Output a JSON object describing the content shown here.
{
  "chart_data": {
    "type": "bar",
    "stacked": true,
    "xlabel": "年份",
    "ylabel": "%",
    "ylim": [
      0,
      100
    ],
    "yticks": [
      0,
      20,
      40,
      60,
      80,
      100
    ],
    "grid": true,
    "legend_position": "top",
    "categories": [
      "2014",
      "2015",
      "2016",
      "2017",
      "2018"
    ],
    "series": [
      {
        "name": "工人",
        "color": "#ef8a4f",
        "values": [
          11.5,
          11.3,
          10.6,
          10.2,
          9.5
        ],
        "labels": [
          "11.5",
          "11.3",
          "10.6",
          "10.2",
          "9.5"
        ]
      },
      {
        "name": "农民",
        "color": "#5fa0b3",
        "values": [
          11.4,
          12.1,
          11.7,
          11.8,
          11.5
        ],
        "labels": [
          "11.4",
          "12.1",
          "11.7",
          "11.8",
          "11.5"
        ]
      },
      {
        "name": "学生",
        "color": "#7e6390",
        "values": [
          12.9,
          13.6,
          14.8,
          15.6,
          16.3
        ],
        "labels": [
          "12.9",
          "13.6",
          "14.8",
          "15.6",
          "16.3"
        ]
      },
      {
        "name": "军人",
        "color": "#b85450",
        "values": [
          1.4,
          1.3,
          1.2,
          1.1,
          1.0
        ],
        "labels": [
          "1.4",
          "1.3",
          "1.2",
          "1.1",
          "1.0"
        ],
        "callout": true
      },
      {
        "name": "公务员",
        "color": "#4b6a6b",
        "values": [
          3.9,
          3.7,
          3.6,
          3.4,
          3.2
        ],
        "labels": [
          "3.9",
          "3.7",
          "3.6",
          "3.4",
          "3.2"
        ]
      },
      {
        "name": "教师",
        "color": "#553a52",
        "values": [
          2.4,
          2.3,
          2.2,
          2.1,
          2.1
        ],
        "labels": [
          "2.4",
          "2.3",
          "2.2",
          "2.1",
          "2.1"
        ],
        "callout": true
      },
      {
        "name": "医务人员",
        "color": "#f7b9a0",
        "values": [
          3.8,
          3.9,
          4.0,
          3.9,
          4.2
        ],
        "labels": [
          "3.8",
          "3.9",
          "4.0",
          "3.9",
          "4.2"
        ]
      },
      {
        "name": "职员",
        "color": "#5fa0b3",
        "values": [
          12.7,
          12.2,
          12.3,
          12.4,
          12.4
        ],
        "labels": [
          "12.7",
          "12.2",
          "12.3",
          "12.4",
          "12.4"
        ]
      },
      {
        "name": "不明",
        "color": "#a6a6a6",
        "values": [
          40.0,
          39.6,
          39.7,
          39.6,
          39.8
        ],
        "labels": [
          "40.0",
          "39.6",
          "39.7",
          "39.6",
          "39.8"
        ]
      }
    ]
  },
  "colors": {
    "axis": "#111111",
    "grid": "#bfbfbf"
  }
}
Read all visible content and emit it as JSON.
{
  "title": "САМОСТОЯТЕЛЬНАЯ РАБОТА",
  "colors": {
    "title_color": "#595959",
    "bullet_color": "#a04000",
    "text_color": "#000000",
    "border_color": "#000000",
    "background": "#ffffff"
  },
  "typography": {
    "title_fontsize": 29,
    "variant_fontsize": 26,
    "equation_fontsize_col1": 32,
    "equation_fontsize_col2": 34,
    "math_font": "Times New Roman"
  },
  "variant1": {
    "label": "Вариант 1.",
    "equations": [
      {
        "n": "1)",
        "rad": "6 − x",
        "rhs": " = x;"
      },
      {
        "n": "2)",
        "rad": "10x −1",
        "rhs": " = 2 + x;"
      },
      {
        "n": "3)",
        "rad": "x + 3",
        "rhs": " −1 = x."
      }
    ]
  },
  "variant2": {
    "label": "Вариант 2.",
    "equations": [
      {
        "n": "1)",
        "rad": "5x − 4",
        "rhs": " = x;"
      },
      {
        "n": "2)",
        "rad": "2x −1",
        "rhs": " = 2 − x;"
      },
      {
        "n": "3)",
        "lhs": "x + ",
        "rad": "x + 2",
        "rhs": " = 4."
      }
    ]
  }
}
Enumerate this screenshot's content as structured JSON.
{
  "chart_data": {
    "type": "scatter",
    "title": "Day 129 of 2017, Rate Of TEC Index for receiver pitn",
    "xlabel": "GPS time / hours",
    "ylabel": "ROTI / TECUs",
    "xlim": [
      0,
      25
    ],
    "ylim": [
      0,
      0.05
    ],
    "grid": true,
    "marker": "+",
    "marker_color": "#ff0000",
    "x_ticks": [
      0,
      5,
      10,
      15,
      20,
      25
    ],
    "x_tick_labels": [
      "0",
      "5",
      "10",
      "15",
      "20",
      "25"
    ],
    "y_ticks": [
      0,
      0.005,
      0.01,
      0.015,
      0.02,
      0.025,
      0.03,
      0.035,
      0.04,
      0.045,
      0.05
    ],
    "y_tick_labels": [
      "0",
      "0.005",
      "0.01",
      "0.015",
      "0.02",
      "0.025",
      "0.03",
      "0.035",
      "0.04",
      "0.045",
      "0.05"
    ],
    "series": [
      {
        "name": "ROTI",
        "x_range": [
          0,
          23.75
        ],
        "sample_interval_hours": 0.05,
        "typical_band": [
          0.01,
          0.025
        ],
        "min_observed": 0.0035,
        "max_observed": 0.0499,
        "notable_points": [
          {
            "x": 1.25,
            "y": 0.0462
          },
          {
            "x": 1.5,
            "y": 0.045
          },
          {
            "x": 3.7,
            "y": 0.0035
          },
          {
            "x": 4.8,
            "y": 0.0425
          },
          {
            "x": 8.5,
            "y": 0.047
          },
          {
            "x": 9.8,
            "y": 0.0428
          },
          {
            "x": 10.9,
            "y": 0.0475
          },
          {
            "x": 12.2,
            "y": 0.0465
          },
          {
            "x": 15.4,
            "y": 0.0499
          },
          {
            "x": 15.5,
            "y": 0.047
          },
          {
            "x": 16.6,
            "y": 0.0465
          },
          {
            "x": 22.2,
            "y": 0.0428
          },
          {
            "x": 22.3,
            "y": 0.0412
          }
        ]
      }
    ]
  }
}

□ □ □ □ □

Go through the data and return every record exactly.

**Full answer**
Output a JSON object describing the content shown here.
{
  "chart_data": {
    "type": "bar",
    "stacked": true,
    "xlabel": "年份",
    "ylabel": "%",
    "ylim": [
      0,
      100
    ],
    "yticks": [
      0,
      20,
      40,
      60,
      80,
      100
    ],
    "grid": true,
    "legend_position": "top",
    "categories": [
      "2014",
      "2015",
      "2016",
      "2017",
      "2018"
    ],
    "series": [
      {
        "name": "工人",
        "color": "#ef8a4f",
        "values": [
          11.5,
          11.3,
          10.6,
          10.2,
          9.5
        ],
        "labels": [
          "11.5",
          "11.3",
          "10.6",
          "10.2",
          "9.5"
        ]
      },
      {
        "name": "农民",
        "color": "#5fa0b3",
        "values": [
          11.4,
          12.1,
          11.7,
          11.8,
          11.5
        ],
        "labels": [
          "11.4",
          "12.1",
          "11.7",
          "11.8",
          "11.5"
        ]
      },
      {
        "name": "学生",
        "color": "#7e6390",
        "values": [
          12.9,
          13.6,
          14.8,
          15.6,
          16.3
        ],
        "labels": [
          "12.9",
          "13.6",
          "14.8",
          "15.6",
          "16.3"
        ]
      },
      {
        "name": "军人",
        "color": "#b85450",
        "values": [
          1.4,
          1.3,
          1.2,
          1.1,
          1.0
        ],
        "labels": [
          "1.4",
          "1.3",
          "1.2",
          "1.1",
          "1.0"
        ],
        "callout": true
      },
      {
        "name": "公务员",
        "color": "#4b6a6b",
        "values": [
          3.9,
          3.7,
          3.6,
          3.4,
          3.2
        ],
        "labels": [
          "3.9",
          "3.7",
          "3.6",
          "3.4",
          "3.2"
        ]
      },
      {
        "name": "教师",
        "color": "#553a52",
        "values": [
          2.4,
          2.3,
          2.2,
          2.1,
          2.1
        ],
        "labels": [
          "2.4",
          "2.3",
          "2.2",
          "2.1",
          "2.1"
        ],
        "callout": true
      },
      {
        "name": "医务人员",
        "color": "#f7b9a0",
        "values": [
          3.8,
          3.9,
          4.0,
          3.9,
          4.2
        ],
        "labels": [
          "3.8",
          "3.9",
          "4.0",
          "3.9",
          "4.2"
        ]
      },
      {
        "name": "职员",
        "color": "#5fa0b3",
        "values": [
          12.7,
          12.2,
          12.3,
          12.4,
          12.4
        ],
        "labels": [
          "12.7",
          "12.2",
          "12.3",
          "12.4",
          "12.4"
        ]
      },
      {
        "name": "不明",
        "color": "#a6a6a6",
        "values": [
          40.0,
          39.6,
          39.7,
          39.6,
          39.8
        ],
        "labels": [
          "40.0",
          "39.6",
          "39.7",
          "39.6",
          "39.8"
        ]
      }
    ]
  },
  "colors": {
    "axis": "#111111",
    "grid": "#bfbfbf"
  }
}
Read all visible content and emit it as JSON.
{
  "title": "САМОСТОЯТЕЛЬНАЯ РАБОТА",
  "colors": {
    "title_color": "#595959",
    "bullet_color": "#a04000",
    "text_color": "#000000",
    "border_color": "#000000",
    "background": "#ffffff"
  },
  "typography": {
    "title_fontsize": 29,
    "variant_fontsize": 26,
    "equation_fontsize_col1": 32,
    "equation_fontsize_col2": 34,
    "math_font": "Times New Roman"
  },
  "variant1": {
    "label": "Вариант 1.",
    "equations": [
      {
        "n": "1)",
        "rad": "6 − x",
        "rhs": " = x;"
      },
      {
        "n": "2)",
        "rad": "10x −1",
        "rhs": " = 2 + x;"
      },
      {
        "n": "3)",
        "rad": "x + 3",
        "rhs": " −1 = x."
      }
    ]
  },
  "variant2": {
    "label": "Вариант 2.",
    "equations": [
      {
        "n": "1)",
        "rad": "5x − 4",
        "rhs": " = x;"
      },
      {
        "n": "2)",
        "rad": "2x −1",
        "rhs": " = 2 − x;"
      },
      {
        "n": "3)",
        "lhs": "x + ",
        "rad": "x + 2",
        "rhs": " = 4."
      }
    ]
  }
}
Enumerate this screenshot's content as structured JSON.
{
  "chart_data": {
    "type": "scatter",
    "title": "Day 129 of 2017, Rate Of TEC Index for receiver pitn",
    "xlabel": "GPS time / hours",
    "ylabel": "ROTI / TECUs",
    "xlim": [
      0,
      25
    ],
    "ylim": [
      0,
      0.05
    ],
    "grid": true,
    "marker": "+",
    "marker_color": "#ff0000",
    "x_ticks": [
      0,
      5,
      10,
      15,
      20,
      25
    ],
    "x_tick_labels": [
      "0",
      "5",
      "10",
      "15",
      "20",
      "25"
    ],
    "y_ticks": [
      0,
      0.005,
      0.01,
      0.015,
      0.02,
      0.025,
      0.03,
      0.035,
      0.04,
      0.045,
      0.05
    ],
    "y_tick_labels": [
      "0",
      "0.005",
      "0.01",
      "0.015",
      "0.02",
      "0.025",
      "0.03",
      "0.035",
      "0.04",
      "0.045",
      "0.05"
    ],
    "series": [
      {
        "name": "ROTI",
        "x_range": [
          0,
          23.75
        ],
        "sample_interval_hours": 0.05,
        "typical_band": [
          0.01,
          0.025
        ],
        "min_observed": 0.0035,
        "max_observed": 0.0499,
        "notable_points": [
          {
            "x": 1.25,
            "y": 0.0462
          },
          {
            "x": 1.5,
            "y": 0.045
          },
          {
            "x": 3.7,
            "y": 0.0035
          },
          {
            "x": 4.8,
            "y": 0.0425
          },
          {
            "x": 8.5,
            "y": 0.047
          },
          {
            "x": 9.8,
            "y": 0.0428
          },
          {
            "x": 10.9,
            "y": 0.0475
          },
          {
            "x": 12.2,
            "y": 0.0465
          },
          {
            "x": 15.4,
            "y": 0.0499
          },
          {
            "x": 15.5,
            "y": 0.047
          },
          {
            "x": 16.6,
            "y": 0.0465
          },
          {
            "x": 22.2,
            "y": 0.0428
          },
          {
            "x": 22.3,
            "y": 0.0412
          }
        ]
      }
    ]
  }
}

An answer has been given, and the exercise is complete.